**What to produce**.
Please copy the records below word for word, from the line with "Patent image size: (1271, 892)." up to and including the line with "The trailing edge 38 is at (627, 233).".

**Exercise materials**.
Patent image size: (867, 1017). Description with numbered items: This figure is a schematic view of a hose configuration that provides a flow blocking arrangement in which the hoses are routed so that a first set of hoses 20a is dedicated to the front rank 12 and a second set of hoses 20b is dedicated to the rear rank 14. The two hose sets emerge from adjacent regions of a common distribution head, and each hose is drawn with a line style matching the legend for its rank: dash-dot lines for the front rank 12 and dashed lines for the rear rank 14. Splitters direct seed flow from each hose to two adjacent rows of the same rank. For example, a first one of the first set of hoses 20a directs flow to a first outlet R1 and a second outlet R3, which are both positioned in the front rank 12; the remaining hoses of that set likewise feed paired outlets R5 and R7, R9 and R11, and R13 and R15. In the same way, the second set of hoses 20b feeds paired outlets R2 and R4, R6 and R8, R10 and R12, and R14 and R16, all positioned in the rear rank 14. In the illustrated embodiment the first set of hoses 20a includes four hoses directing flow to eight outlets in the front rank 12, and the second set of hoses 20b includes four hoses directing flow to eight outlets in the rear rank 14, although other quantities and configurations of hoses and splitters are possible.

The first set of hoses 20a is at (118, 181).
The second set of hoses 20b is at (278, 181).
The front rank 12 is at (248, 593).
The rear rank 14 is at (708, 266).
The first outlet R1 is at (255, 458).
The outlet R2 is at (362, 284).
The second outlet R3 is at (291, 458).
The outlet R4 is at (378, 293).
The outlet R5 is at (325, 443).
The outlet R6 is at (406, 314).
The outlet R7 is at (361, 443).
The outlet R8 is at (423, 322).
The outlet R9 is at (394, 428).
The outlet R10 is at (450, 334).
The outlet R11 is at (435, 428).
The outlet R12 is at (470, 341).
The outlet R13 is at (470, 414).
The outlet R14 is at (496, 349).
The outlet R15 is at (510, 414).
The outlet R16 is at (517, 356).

==

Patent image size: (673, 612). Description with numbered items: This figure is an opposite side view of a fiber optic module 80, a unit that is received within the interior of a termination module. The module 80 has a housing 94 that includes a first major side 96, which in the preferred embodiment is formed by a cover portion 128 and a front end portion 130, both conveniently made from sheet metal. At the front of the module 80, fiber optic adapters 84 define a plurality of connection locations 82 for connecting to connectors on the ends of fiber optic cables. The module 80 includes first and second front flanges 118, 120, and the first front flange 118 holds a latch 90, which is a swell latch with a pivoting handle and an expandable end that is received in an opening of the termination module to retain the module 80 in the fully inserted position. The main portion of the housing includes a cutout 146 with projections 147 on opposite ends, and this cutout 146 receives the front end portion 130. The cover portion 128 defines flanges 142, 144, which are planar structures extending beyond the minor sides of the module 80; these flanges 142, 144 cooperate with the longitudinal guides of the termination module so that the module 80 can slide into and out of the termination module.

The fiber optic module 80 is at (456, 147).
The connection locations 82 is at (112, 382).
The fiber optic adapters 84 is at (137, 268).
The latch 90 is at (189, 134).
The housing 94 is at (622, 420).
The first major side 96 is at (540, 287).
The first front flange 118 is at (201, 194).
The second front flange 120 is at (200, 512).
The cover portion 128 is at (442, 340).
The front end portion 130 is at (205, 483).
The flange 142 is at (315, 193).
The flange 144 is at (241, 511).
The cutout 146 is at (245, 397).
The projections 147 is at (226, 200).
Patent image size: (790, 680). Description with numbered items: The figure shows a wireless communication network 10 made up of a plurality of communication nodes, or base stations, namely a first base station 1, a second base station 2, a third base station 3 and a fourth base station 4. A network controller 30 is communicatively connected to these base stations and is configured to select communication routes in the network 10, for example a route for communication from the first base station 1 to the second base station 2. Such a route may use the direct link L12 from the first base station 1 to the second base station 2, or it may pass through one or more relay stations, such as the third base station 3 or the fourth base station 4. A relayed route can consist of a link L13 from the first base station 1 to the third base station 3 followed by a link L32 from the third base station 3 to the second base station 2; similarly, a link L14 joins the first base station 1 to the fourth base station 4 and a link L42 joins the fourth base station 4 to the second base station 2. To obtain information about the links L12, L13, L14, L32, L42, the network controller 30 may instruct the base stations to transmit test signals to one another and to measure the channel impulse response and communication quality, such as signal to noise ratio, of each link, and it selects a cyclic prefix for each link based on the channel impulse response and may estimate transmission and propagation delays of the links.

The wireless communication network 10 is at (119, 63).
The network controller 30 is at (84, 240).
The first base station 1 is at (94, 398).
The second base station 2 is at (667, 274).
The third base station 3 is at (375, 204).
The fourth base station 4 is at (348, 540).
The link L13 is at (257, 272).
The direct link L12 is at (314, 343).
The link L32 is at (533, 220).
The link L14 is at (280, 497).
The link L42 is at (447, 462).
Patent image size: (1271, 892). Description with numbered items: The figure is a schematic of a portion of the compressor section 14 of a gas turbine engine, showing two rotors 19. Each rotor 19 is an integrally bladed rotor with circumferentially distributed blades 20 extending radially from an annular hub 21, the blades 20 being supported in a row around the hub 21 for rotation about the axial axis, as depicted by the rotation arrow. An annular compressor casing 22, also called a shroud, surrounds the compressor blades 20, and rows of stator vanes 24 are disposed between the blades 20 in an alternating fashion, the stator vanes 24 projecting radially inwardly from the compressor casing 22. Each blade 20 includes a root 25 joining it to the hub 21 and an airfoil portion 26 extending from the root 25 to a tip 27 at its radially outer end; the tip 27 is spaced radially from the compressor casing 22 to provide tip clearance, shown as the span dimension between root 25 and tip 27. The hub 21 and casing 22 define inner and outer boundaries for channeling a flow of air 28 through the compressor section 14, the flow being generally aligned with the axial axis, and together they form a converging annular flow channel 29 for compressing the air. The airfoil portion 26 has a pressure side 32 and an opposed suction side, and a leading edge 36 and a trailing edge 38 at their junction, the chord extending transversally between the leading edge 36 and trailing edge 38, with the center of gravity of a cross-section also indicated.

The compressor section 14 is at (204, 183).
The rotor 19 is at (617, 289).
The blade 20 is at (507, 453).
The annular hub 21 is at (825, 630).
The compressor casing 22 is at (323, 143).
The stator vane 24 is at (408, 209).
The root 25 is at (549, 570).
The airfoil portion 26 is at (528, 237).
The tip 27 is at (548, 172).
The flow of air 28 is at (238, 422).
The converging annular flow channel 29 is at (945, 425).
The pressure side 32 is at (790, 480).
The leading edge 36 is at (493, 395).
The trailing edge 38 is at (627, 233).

**Reply to the exercise**.
Patent image size: (1271, 892). Description with numbered items: The figure is a schematic of a portion of the compressor section 14 of a gas turbine engine, showing two rotors 19. Each rotor 19 is an integrally bladed rotor with circumferentially distributed blades 20 extending radially from an annular hub 21, the blades 20 being supported in a row around the hub 21 for rotation about the axial axis, as depicted by the rotation arrow. An annular compressor casing 22, also called a shroud, surrounds the compressor blades 20, and rows of stator vanes 24 are disposed between the blades 20 in an alternating fashion, the stator vanes 24 projecting radially inwardly from the compressor casing 22. Each blade 20 includes a root 25 joining it to the hub 21 and an airfoil portion 26 extending from the root 25 to a tip 27 at its radially outer end; the tip 27 is spaced radially from the compressor casing 22 to provide tip clearance, shown as the span dimension between root 25 and tip 27. The hub 21 and casing 22 define inner and outer boundaries for channeling a flow of air 28 through the compressor section 14, the flow being generally aligned with the axial axis, and together they form a converging annular flow channel 29 for compressing the air. The airfoil portion 26 has a pressure side 32 and an opposed suction side, and a leading edge 36 and a trailing edge 38 at their junction, the chord extending transversally between the leading edge 36 and trailing edge 38, with the center of gravity of a cross-section also indicated.

The compressor section 14 is at (204, 183).
The rotor 19 is at (617, 289).
The blade 20 is at (507, 453).
The annular hub 21 is at (825, 630).
The compressor casing 22 is at (323, 143).
The stator vane 24 is at (408, 209).
The root 25 is at (549, 570).
The airfoil portion 26 is at (528, 237).
The tip 27 is at (548, 172).
The flow of air 28 is at (238, 422).
The converging annular flow channel 29 is at (945, 425).
The pressure side 32 is at (790, 480).
The leading edge 36 is at (493, 395).
The trailing edge 38 is at (627, 233).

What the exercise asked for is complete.